Transcribe everything in the data word for word. Pictures are left out.

** start RECORDED INFORMATION **

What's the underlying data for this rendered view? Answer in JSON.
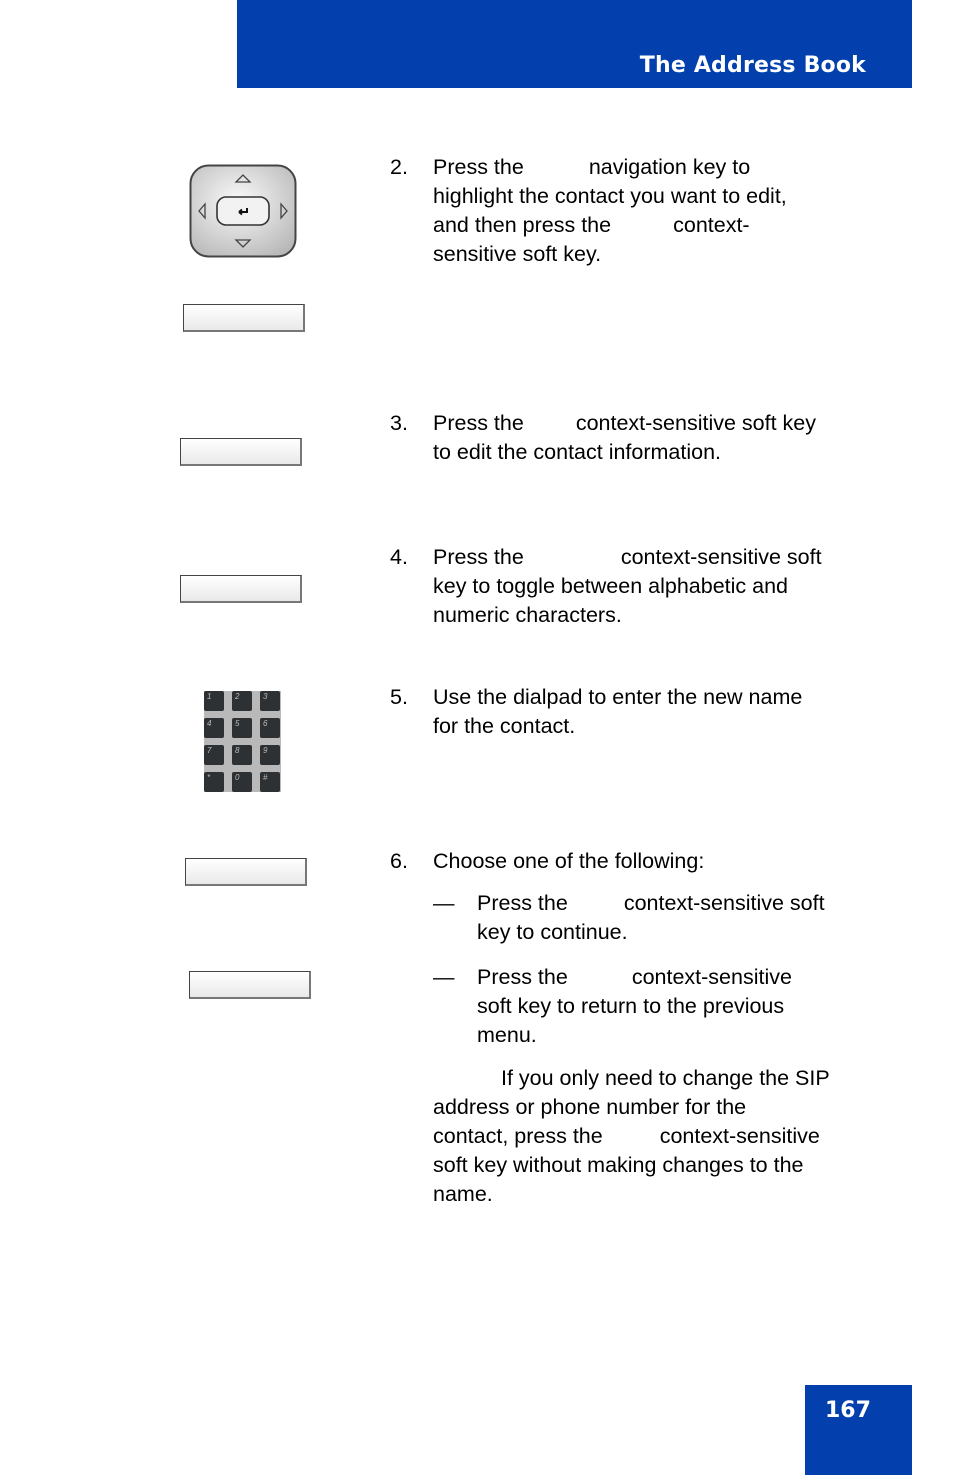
{
  "header": {
    "title": "The Address Book",
    "color": "#0340ad"
  },
  "footer": {
    "page_number": "167"
  },
  "steps": [
    {
      "number": "2.",
      "lines": [
        [
          "Press the",
          "navigation key to"
        ],
        [
          "highlight the contact you want to edit,"
        ],
        [
          "and then press the",
          "context-"
        ],
        [
          "sensitive soft key."
        ]
      ]
    },
    {
      "number": "3.",
      "lines": [
        [
          "Press the",
          "context-sensitive soft key"
        ],
        [
          "to edit the contact information."
        ]
      ]
    },
    {
      "number": "4.",
      "lines": [
        [
          "Press the",
          "context-sensitive soft"
        ],
        [
          "key to toggle between alphabetic and"
        ],
        [
          "numeric characters."
        ]
      ]
    },
    {
      "number": "5.",
      "lines": [
        [
          "Use the dialpad to enter the new name"
        ],
        [
          "for the contact."
        ]
      ]
    },
    {
      "number": "6.",
      "lines": [
        [
          "Choose one of the following:"
        ]
      ]
    }
  ],
  "sub_items": [
    {
      "dash": "—",
      "lines": [
        [
          "Press the",
          "context-sensitive soft"
        ],
        [
          "key to continue."
        ]
      ]
    },
    {
      "dash": "—",
      "lines": [
        [
          "Press the",
          "context-sensitive"
        ],
        [
          "soft key to return to the previous"
        ],
        [
          "menu."
        ]
      ]
    }
  ],
  "note": {
    "lines": [
      [
        "",
        "If you only need to change the SIP"
      ],
      [
        "address or phone number for the"
      ],
      [
        "contact, press the",
        "context-sensitive"
      ],
      [
        "soft key without making changes to the"
      ],
      [
        "name."
      ]
    ]
  },
  "icons": {
    "navigation_key": "navigation-cluster-icon",
    "dialpad_keys": [
      [
        "1",
        "2",
        "3"
      ],
      [
        "4",
        "5",
        "6"
      ],
      [
        "7",
        "8",
        "9"
      ],
      [
        "*",
        "0",
        "#"
      ]
    ]
  }
}
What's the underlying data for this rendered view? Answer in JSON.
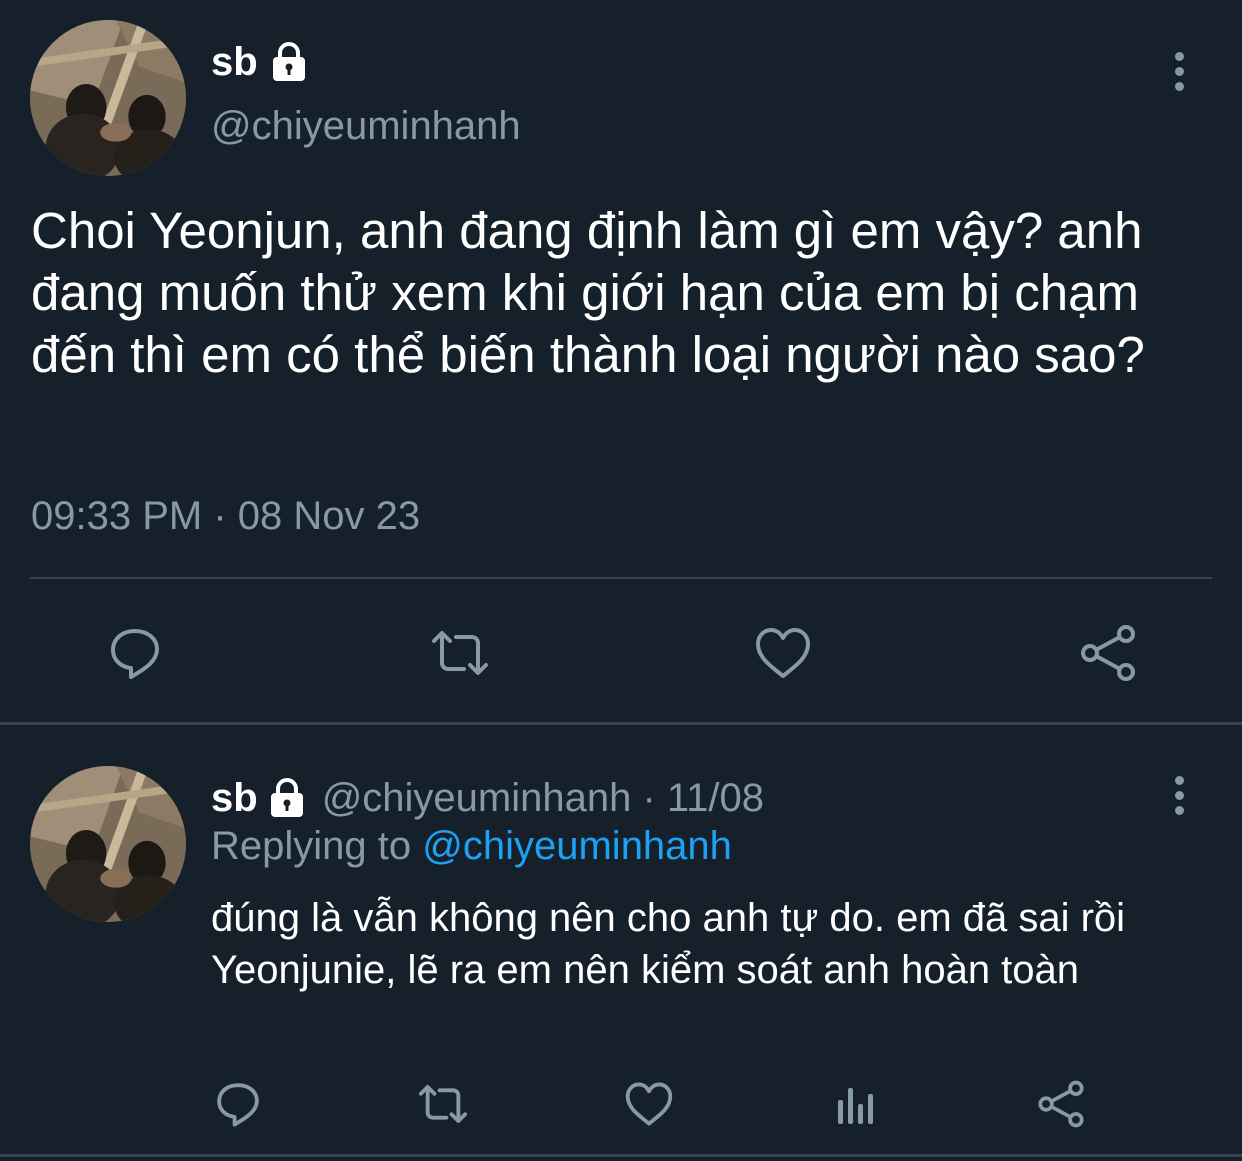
{
  "colors": {
    "background": "#15202b",
    "text": "#ffffff",
    "muted": "#8899a6",
    "link": "#1da1f2",
    "divider": "#38444d"
  },
  "main_tweet": {
    "display_name": "sb",
    "handle": "@chiyeuminhanh",
    "text": "Choi Yeonjun, anh đang định làm gì em vậy? anh đang muốn thử xem khi giới hạn của em bị chạm đến thì em có thể biến thành loại người nào sao?",
    "timestamp": "09:33 PM · 08 Nov 23",
    "icons": {
      "avatar": "profile-photo",
      "protected": "lock-icon",
      "more": "more-vertical-icon",
      "actions": [
        "reply-icon",
        "retweet-icon",
        "like-icon",
        "share-icon"
      ]
    }
  },
  "reply": {
    "display_name": "sb",
    "meta": "@chiyeuminhanh · 11/08",
    "replying_prefix": "Replying to",
    "replying_mention": "@chiyeuminhanh",
    "text": "đúng là vẫn không nên cho anh tự do. em đã sai rồi Yeonjunie, lẽ ra em nên kiểm soát anh hoàn toàn",
    "icons": {
      "avatar": "profile-photo",
      "protected": "lock-icon",
      "more": "more-vertical-icon",
      "actions": [
        "reply-icon",
        "retweet-icon",
        "like-icon",
        "analytics-icon",
        "share-icon"
      ]
    }
  }
}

** end RECORDED INFORMATION **

— SOLUTION —
What's the underlying data for this rendered view? Answer in JSON.
{
  "header": {
    "title": "The Address Book",
    "color": "#0340ad"
  },
  "footer": {
    "page_number": "167"
  },
  "steps": [
    {
      "number": "2.",
      "lines": [
        [
          "Press the",
          "navigation key to"
        ],
        [
          "highlight the contact you want to edit,"
        ],
        [
          "and then press the",
          "context-"
        ],
        [
          "sensitive soft key."
        ]
      ]
    },
    {
      "number": "3.",
      "lines": [
        [
          "Press the",
          "context-sensitive soft key"
        ],
        [
          "to edit the contact information."
        ]
      ]
    },
    {
      "number": "4.",
      "lines": [
        [
          "Press the",
          "context-sensitive soft"
        ],
        [
          "key to toggle between alphabetic and"
        ],
        [
          "numeric characters."
        ]
      ]
    },
    {
      "number": "5.",
      "lines": [
        [
          "Use the dialpad to enter the new name"
        ],
        [
          "for the contact."
        ]
      ]
    },
    {
      "number": "6.",
      "lines": [
        [
          "Choose one of the following:"
        ]
      ]
    }
  ],
  "sub_items": [
    {
      "dash": "—",
      "lines": [
        [
          "Press the",
          "context-sensitive soft"
        ],
        [
          "key to continue."
        ]
      ]
    },
    {
      "dash": "—",
      "lines": [
        [
          "Press the",
          "context-sensitive"
        ],
        [
          "soft key to return to the previous"
        ],
        [
          "menu."
        ]
      ]
    }
  ],
  "note": {
    "lines": [
      [
        "",
        "If you only need to change the SIP"
      ],
      [
        "address or phone number for the"
      ],
      [
        "contact, press the",
        "context-sensitive"
      ],
      [
        "soft key without making changes to the"
      ],
      [
        "name."
      ]
    ]
  },
  "icons": {
    "navigation_key": "navigation-cluster-icon",
    "dialpad_keys": [
      [
        "1",
        "2",
        "3"
      ],
      [
        "4",
        "5",
        "6"
      ],
      [
        "7",
        "8",
        "9"
      ],
      [
        "*",
        "0",
        "#"
      ]
    ]
  }
}
What's the underlying data for this rendered view? Answer in JSON.
{
  "colors": {
    "background": "#15202b",
    "text": "#ffffff",
    "muted": "#8899a6",
    "link": "#1da1f2",
    "divider": "#38444d"
  },
  "main_tweet": {
    "display_name": "sb",
    "handle": "@chiyeuminhanh",
    "text": "Choi Yeonjun, anh đang định làm gì em vậy? anh đang muốn thử xem khi giới hạn của em bị chạm đến thì em có thể biến thành loại người nào sao?",
    "timestamp": "09:33 PM · 08 Nov 23",
    "icons": {
      "avatar": "profile-photo",
      "protected": "lock-icon",
      "more": "more-vertical-icon",
      "actions": [
        "reply-icon",
        "retweet-icon",
        "like-icon",
        "share-icon"
      ]
    }
  },
  "reply": {
    "display_name": "sb",
    "meta": "@chiyeuminhanh · 11/08",
    "replying_prefix": "Replying to",
    "replying_mention": "@chiyeuminhanh",
    "text": "đúng là vẫn không nên cho anh tự do. em đã sai rồi Yeonjunie, lẽ ra em nên kiểm soát anh hoàn toàn",
    "icons": {
      "avatar": "profile-photo",
      "protected": "lock-icon",
      "more": "more-vertical-icon",
      "actions": [
        "reply-icon",
        "retweet-icon",
        "like-icon",
        "analytics-icon",
        "share-icon"
      ]
    }
  }
}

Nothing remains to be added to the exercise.